***** DOCUMENT EXTRACT

Description
I encountered a race condition in ipc.Server when writing the response
back to the socket. Sometimes the write SelectKey is being canceled
when it should not be, and thus the full response never gets
written. This results in clients timing out on the socket while waiting for the response.
I am attaching a unit test that demonstrates the problem. It follows
closely the TestIPC test, however the socket output buffer is set
smaller than the result being sent back, so that partial writes
occur. I also put random sleep in the client to help provoke the race
condition.
On my machine this fails over half of the time.
Looking at the code in ipc.Server.java. The problem is manifested in
Responder.doAsyncWrite(). If I comment out the key.cancel() line, then
everything works fine.
So we need to identify when to safely cancel the key.

**********
***** RECORD EXCERPTS

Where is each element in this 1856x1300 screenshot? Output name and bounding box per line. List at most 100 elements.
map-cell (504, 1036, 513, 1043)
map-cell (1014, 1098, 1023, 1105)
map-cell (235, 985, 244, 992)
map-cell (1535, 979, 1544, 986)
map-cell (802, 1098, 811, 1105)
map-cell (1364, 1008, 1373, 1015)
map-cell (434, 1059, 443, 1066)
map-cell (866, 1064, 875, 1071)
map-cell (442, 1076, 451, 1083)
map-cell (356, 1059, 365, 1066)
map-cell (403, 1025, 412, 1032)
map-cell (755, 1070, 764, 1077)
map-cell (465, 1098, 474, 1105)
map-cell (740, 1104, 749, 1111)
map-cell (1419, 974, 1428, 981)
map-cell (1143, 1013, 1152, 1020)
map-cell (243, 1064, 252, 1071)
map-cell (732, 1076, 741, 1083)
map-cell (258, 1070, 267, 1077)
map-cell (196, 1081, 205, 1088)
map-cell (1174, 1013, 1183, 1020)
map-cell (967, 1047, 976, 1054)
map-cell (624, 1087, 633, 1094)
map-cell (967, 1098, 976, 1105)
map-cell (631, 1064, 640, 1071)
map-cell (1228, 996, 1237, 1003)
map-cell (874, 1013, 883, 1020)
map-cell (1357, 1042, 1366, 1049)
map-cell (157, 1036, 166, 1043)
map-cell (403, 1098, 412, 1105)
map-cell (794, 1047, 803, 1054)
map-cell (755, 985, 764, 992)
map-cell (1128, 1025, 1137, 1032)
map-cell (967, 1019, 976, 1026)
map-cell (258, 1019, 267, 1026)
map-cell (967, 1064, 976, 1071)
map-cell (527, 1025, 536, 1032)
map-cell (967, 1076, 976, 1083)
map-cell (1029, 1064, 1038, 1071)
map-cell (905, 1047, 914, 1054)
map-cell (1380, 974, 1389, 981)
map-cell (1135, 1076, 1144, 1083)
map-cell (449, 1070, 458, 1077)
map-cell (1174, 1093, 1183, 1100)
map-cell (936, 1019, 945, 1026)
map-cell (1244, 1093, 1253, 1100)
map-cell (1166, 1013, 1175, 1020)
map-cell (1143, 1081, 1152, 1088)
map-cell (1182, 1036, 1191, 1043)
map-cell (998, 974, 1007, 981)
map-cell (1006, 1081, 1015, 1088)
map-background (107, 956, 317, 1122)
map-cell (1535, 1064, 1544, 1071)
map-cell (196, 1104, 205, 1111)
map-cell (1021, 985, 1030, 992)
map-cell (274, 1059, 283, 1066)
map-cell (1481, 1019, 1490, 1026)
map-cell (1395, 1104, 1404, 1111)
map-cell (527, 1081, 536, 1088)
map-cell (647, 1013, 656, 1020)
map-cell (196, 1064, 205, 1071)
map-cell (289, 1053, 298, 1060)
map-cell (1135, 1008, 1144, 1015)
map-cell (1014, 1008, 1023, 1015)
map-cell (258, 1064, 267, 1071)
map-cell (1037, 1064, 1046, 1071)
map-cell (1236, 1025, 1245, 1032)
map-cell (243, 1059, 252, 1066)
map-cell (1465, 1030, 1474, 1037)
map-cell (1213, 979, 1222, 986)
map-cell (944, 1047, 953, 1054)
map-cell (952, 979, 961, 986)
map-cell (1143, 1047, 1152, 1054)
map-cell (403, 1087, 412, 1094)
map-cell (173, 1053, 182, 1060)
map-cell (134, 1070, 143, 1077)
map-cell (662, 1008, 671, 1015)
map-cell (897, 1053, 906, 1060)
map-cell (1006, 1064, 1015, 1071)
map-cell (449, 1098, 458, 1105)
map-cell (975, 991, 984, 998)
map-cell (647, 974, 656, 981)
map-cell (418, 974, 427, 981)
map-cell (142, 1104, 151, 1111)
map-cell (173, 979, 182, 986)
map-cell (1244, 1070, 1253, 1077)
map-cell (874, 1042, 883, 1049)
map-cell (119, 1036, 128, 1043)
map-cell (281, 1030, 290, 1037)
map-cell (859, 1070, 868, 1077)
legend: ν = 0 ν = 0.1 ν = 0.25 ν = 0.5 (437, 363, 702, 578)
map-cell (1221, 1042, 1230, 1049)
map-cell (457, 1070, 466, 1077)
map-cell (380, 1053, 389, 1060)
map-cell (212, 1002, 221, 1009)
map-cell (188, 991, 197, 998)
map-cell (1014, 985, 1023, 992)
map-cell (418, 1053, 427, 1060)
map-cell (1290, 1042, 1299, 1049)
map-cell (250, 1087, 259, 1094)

**********

TASK TO CARRY OUT
Please pick up the bug report on the ipc.Server race condition after its final sentence and continue it.

ANSWER TO THIS EXERCISE
I tried the following:
private void doAsyncWrite(SelectionKey key) throws IOException { Call call = (Call)key.attachment(); if (call == null) { return; } if (key.channel() != call.connection.channel) { throw new IOException("doAsyncWrite: bad channel"); } if (processResponse(call.connection.responseQueue)) { synchronized(call.connection.responseQueue) { if (call.connection.responseQueue.size() == 0) { LOG.info("Cancelling key for call "+call.toString()+ " key: "+ key.toString()); key.cancel(); // remove item from selector. } else { LOG.warn("NOT REALLY DONE: "+call.toString()+ " key: "+ key.toString()); } } } }
And this does catch some of the cases (EG, the LOG.warn message gets hit), but i still hit the race condition.